GOAL OF THE EXERCISE »
Copy out each line that mentions the word "bolt".

RECORDS FOR THE EXERCISE »
--- Start ---

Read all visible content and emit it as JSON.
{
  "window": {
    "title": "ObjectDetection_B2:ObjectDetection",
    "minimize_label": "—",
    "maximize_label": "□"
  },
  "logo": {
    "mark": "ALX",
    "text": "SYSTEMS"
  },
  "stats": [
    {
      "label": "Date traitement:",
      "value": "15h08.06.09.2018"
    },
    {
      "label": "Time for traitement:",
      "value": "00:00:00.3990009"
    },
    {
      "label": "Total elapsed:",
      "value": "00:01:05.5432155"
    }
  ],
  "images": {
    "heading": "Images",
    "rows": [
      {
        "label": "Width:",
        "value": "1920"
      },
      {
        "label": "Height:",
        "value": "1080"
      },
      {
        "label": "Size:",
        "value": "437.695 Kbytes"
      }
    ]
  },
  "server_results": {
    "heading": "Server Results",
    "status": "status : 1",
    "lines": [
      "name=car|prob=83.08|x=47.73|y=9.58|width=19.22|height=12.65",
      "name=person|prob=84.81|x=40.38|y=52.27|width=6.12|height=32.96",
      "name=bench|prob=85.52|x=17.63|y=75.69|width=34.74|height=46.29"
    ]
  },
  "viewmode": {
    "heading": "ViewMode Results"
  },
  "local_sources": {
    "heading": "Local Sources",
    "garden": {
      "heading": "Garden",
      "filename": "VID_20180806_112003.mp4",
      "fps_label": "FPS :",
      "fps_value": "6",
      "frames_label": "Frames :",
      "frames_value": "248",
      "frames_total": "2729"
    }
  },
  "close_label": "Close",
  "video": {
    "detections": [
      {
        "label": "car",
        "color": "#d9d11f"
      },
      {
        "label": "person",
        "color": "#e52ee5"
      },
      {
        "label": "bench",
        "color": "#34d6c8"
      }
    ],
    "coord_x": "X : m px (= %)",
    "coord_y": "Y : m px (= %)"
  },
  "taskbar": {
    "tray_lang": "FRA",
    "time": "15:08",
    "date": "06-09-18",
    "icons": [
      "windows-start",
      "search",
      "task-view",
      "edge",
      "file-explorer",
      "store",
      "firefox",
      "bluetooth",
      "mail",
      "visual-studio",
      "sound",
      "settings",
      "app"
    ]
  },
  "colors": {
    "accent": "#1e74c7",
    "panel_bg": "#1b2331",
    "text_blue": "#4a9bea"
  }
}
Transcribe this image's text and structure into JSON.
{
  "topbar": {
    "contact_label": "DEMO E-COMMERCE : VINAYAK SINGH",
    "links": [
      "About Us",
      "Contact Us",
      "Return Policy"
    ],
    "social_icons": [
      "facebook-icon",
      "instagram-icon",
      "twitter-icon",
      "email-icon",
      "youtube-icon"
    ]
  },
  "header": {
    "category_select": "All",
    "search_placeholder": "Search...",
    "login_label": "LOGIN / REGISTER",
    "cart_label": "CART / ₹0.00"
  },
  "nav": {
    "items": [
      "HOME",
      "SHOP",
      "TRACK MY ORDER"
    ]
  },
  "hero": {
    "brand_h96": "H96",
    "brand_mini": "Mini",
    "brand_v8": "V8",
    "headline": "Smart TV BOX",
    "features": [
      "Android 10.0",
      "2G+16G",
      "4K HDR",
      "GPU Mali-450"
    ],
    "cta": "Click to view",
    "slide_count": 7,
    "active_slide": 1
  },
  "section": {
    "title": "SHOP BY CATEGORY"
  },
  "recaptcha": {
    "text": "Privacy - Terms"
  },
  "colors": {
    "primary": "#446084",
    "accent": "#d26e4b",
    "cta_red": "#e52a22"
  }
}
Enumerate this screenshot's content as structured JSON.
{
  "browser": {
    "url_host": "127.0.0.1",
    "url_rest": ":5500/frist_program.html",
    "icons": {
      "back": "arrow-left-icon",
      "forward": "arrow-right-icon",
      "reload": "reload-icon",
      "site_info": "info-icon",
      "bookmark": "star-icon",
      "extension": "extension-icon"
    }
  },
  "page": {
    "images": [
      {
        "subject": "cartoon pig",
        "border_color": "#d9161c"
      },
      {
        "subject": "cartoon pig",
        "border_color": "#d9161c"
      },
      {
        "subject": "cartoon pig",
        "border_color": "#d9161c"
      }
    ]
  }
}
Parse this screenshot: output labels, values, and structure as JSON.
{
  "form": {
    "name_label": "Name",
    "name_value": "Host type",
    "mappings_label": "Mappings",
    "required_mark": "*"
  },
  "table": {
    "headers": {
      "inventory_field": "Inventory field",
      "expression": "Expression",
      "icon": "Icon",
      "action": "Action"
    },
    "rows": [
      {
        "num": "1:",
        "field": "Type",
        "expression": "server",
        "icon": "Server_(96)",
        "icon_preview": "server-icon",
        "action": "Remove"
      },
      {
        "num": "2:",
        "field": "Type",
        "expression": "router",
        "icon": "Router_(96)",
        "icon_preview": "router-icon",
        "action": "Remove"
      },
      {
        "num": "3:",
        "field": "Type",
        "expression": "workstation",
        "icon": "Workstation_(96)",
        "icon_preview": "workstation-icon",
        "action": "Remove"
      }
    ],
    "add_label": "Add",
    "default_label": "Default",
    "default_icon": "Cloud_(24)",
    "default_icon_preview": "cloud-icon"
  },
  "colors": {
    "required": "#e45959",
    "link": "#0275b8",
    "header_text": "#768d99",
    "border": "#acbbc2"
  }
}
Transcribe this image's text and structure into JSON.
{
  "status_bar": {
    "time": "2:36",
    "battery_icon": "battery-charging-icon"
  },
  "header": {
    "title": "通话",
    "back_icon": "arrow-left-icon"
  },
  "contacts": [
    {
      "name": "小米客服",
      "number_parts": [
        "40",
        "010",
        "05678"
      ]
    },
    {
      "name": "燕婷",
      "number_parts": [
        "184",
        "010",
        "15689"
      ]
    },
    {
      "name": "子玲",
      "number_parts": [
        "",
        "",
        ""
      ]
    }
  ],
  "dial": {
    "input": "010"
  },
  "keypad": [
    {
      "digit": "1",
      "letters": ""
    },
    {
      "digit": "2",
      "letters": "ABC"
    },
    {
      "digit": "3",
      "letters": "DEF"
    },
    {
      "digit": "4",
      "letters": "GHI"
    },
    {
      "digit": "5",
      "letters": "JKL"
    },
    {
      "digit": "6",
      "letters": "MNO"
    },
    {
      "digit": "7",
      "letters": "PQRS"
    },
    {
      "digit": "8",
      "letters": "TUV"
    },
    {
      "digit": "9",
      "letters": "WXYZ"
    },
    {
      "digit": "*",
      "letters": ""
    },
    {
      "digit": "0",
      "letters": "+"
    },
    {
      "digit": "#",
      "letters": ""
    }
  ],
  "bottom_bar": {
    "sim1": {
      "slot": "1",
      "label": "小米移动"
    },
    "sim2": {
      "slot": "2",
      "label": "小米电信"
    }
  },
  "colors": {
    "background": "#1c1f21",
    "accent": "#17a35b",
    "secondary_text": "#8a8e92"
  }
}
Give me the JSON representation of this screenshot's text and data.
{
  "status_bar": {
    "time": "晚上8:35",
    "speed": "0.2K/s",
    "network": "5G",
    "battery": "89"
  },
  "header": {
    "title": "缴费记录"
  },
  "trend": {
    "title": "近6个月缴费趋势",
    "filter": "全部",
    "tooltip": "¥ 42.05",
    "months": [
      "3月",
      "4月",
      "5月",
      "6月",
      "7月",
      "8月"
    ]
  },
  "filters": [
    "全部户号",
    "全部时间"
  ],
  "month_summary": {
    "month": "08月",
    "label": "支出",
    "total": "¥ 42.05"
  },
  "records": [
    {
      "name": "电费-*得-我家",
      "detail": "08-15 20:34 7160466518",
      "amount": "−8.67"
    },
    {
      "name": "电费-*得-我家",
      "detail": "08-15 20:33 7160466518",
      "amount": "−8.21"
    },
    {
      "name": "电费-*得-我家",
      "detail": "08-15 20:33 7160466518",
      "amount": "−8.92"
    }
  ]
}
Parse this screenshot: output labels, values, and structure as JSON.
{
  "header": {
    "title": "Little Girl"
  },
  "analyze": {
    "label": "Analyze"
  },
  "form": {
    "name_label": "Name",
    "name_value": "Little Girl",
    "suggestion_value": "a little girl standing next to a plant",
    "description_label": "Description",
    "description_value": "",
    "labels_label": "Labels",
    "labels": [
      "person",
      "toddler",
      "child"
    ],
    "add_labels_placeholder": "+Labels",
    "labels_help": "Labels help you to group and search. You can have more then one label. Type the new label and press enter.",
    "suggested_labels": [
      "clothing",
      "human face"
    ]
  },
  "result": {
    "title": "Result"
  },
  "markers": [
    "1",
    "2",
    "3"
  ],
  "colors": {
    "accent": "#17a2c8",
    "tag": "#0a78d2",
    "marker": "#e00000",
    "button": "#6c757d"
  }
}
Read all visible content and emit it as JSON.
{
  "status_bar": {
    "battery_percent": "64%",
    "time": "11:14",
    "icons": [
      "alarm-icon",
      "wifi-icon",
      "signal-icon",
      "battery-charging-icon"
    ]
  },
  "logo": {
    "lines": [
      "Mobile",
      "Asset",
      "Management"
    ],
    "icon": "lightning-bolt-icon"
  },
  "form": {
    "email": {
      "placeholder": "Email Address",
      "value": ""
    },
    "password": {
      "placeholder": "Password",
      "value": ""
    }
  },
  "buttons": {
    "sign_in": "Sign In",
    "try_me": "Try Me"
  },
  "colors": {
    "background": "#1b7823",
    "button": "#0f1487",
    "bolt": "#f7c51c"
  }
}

--- End ---

RESULT »
    "icon": "lightning-bolt-icon"
    "bolt": "#f7c51c"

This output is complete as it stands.